** Exercise task **
Repeat every entry word for word, but leave the images out of your copy.

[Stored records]
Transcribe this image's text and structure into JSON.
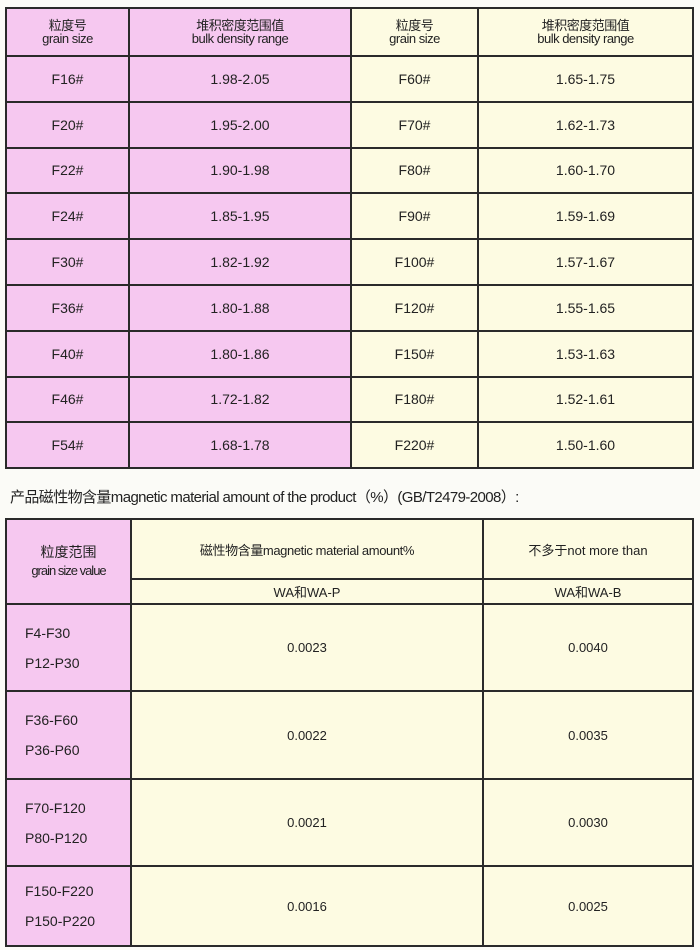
{
  "density_table": {
    "headers": {
      "grain_cn": "粒度号",
      "grain_en": "grain size",
      "density_cn": "堆积密度范围值",
      "density_en": "bulk density range"
    },
    "rows": [
      {
        "left_grain": "F16#",
        "left_range": "1.98-2.05",
        "right_grain": "F60#",
        "right_range": "1.65-1.75"
      },
      {
        "left_grain": "F20#",
        "left_range": "1.95-2.00",
        "right_grain": "F70#",
        "right_range": "1.62-1.73"
      },
      {
        "left_grain": "F22#",
        "left_range": "1.90-1.98",
        "right_grain": "F80#",
        "right_range": "1.60-1.70"
      },
      {
        "left_grain": "F24#",
        "left_range": "1.85-1.95",
        "right_grain": "F90#",
        "right_range": "1.59-1.69"
      },
      {
        "left_grain": "F30#",
        "left_range": "1.82-1.92",
        "right_grain": "F100#",
        "right_range": "1.57-1.67"
      },
      {
        "left_grain": "F36#",
        "left_range": "1.80-1.88",
        "right_grain": "F120#",
        "right_range": "1.55-1.65"
      },
      {
        "left_grain": "F40#",
        "left_range": "1.80-1.86",
        "right_grain": "F150#",
        "right_range": "1.53-1.63"
      },
      {
        "left_grain": "F46#",
        "left_range": "1.72-1.82",
        "right_grain": "F180#",
        "right_range": "1.52-1.61"
      },
      {
        "left_grain": "F54#",
        "left_range": "1.68-1.78",
        "right_grain": "F220#",
        "right_range": "1.50-1.60"
      }
    ]
  },
  "magnetic_title": "产品磁性物含量magnetic material amount of the product（%）(GB/T2479-2008）:",
  "magnetic_table": {
    "grain_header_cn": "粒度范围",
    "grain_header_en": "grain size value",
    "amount_header": "磁性物含量magnetic material amount%",
    "limit_header": "不多于not more than",
    "col1": "WA和WA-P",
    "col2": "WA和WA-B",
    "rows": [
      {
        "f": "F4-F30",
        "p": "P12-P30",
        "v1": "0.0023",
        "v2": "0.0040"
      },
      {
        "f": "F36-F60",
        "p": "P36-P60",
        "v1": "0.0022",
        "v2": "0.0035"
      },
      {
        "f": "F70-F120",
        "p": "P80-P120",
        "v1": "0.0021",
        "v2": "0.0030"
      },
      {
        "f": "F150-F220",
        "p": "P150-P220",
        "v1": "0.0016",
        "v2": "0.0025"
      }
    ]
  },
  "colors": {
    "pink": "#f6c8f0",
    "cream": "#fdfbe2"
  }
}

** Reply to the task **
Transcribe this image's text and structure into JSON.
{
  "density_table": {
    "headers": {
      "grain_cn": "粒度号",
      "grain_en": "grain size",
      "density_cn": "堆积密度范围值",
      "density_en": "bulk density range"
    },
    "rows": [
      {
        "left_grain": "F16#",
        "left_range": "1.98-2.05",
        "right_grain": "F60#",
        "right_range": "1.65-1.75"
      },
      {
        "left_grain": "F20#",
        "left_range": "1.95-2.00",
        "right_grain": "F70#",
        "right_range": "1.62-1.73"
      },
      {
        "left_grain": "F22#",
        "left_range": "1.90-1.98",
        "right_grain": "F80#",
        "right_range": "1.60-1.70"
      },
      {
        "left_grain": "F24#",
        "left_range": "1.85-1.95",
        "right_grain": "F90#",
        "right_range": "1.59-1.69"
      },
      {
        "left_grain": "F30#",
        "left_range": "1.82-1.92",
        "right_grain": "F100#",
        "right_range": "1.57-1.67"
      },
      {
        "left_grain": "F36#",
        "left_range": "1.80-1.88",
        "right_grain": "F120#",
        "right_range": "1.55-1.65"
      },
      {
        "left_grain": "F40#",
        "left_range": "1.80-1.86",
        "right_grain": "F150#",
        "right_range": "1.53-1.63"
      },
      {
        "left_grain": "F46#",
        "left_range": "1.72-1.82",
        "right_grain": "F180#",
        "right_range": "1.52-1.61"
      },
      {
        "left_grain": "F54#",
        "left_range": "1.68-1.78",
        "right_grain": "F220#",
        "right_range": "1.50-1.60"
      }
    ]
  },
  "magnetic_title": "产品磁性物含量magnetic material amount of the product（%）(GB/T2479-2008）:",
  "magnetic_table": {
    "grain_header_cn": "粒度范围",
    "grain_header_en": "grain size value",
    "amount_header": "磁性物含量magnetic material amount%",
    "limit_header": "不多于not more than",
    "col1": "WA和WA-P",
    "col2": "WA和WA-B",
    "rows": [
      {
        "f": "F4-F30",
        "p": "P12-P30",
        "v1": "0.0023",
        "v2": "0.0040"
      },
      {
        "f": "F36-F60",
        "p": "P36-P60",
        "v1": "0.0022",
        "v2": "0.0035"
      },
      {
        "f": "F70-F120",
        "p": "P80-P120",
        "v1": "0.0021",
        "v2": "0.0030"
      },
      {
        "f": "F150-F220",
        "p": "P150-P220",
        "v1": "0.0016",
        "v2": "0.0025"
      }
    ]
  },
  "colors": {
    "pink": "#f6c8f0",
    "cream": "#fdfbe2"
  }
}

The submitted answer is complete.